- _Job_
Look through the material and copy each line holding "cursor".
-*-
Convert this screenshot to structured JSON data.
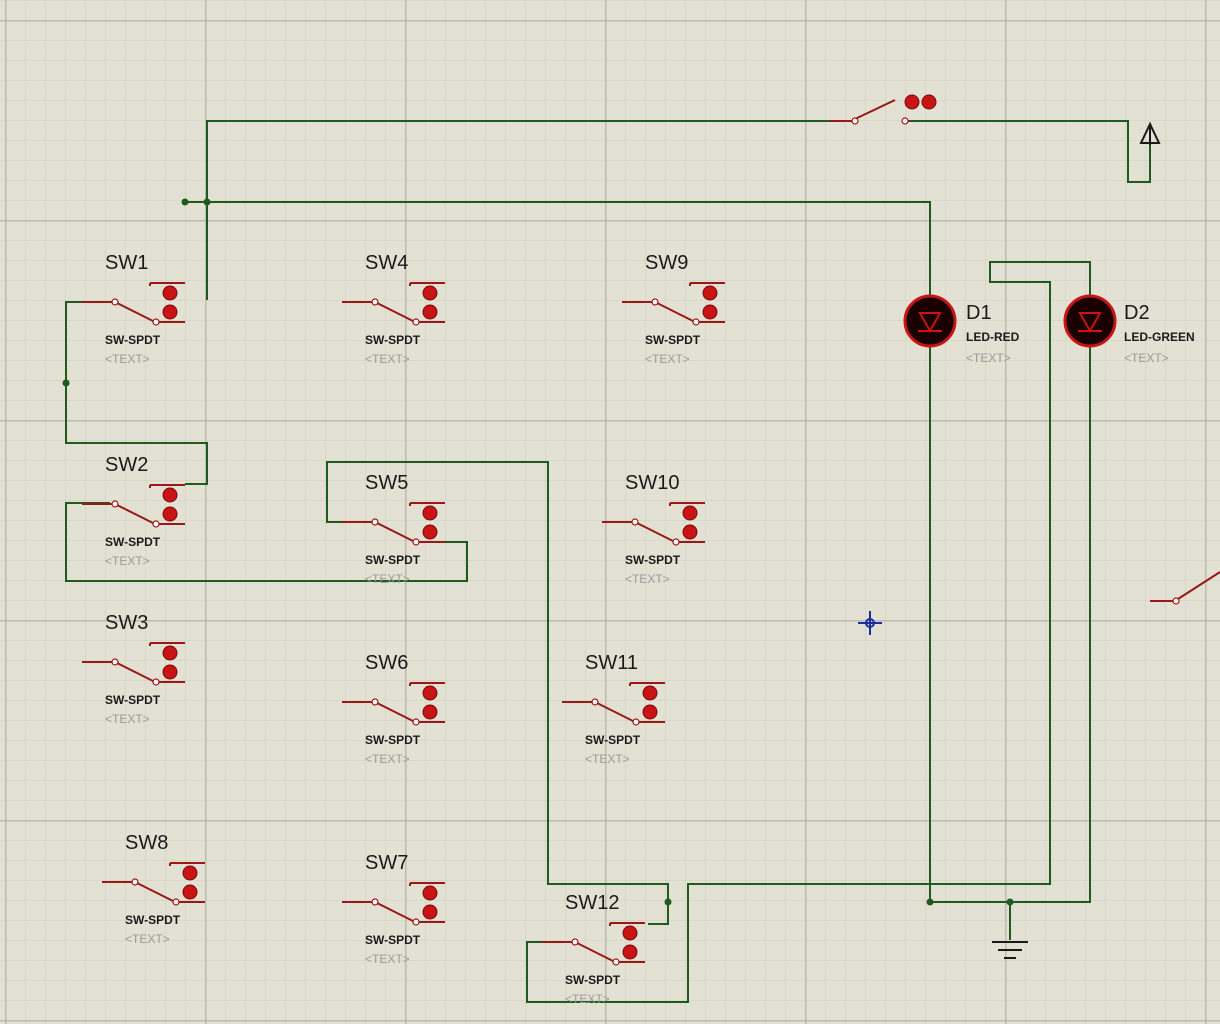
{
  "switches": [
    {
      "ref": "SW1",
      "value": "SW-SPDT",
      "text": "<TEXT>"
    },
    {
      "ref": "SW4",
      "value": "SW-SPDT",
      "text": "<TEXT>"
    },
    {
      "ref": "SW9",
      "value": "SW-SPDT",
      "text": "<TEXT>"
    },
    {
      "ref": "SW2",
      "value": "SW-SPDT",
      "text": "<TEXT>"
    },
    {
      "ref": "SW5",
      "value": "SW-SPDT",
      "text": "<TEXT>"
    },
    {
      "ref": "SW10",
      "value": "SW-SPDT",
      "text": "<TEXT>"
    },
    {
      "ref": "SW3",
      "value": "SW-SPDT",
      "text": "<TEXT>"
    },
    {
      "ref": "SW6",
      "value": "SW-SPDT",
      "text": "<TEXT>"
    },
    {
      "ref": "SW11",
      "value": "SW-SPDT",
      "text": "<TEXT>"
    },
    {
      "ref": "SW8",
      "value": "SW-SPDT",
      "text": "<TEXT>"
    },
    {
      "ref": "SW7",
      "value": "SW-SPDT",
      "text": "<TEXT>"
    },
    {
      "ref": "SW12",
      "value": "SW-SPDT",
      "text": "<TEXT>"
    }
  ],
  "leds": [
    {
      "ref": "D1",
      "value": "LED-RED",
      "text": "<TEXT>",
      "color": "#c81414"
    },
    {
      "ref": "D2",
      "value": "LED-GREEN",
      "text": "<TEXT>",
      "color": "#c81414"
    }
  ],
  "colors": {
    "background": "#e3e1d3",
    "grid_minor": "#cfcdbd",
    "grid_major": "#bdbbab",
    "wire": "#1f5a1f",
    "component": "#9a1818",
    "button": "#c81414",
    "cursor": "#1a2fa0"
  },
  "icons": [
    "switch-spdt-icon",
    "push-button-icon",
    "led-icon",
    "ground-icon",
    "power-terminal-icon",
    "crosshair-cursor-icon"
  ]
}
-*-
- _Worked solution_
    "cursor": "#1a2fa0"
    "crosshair-cursor-icon"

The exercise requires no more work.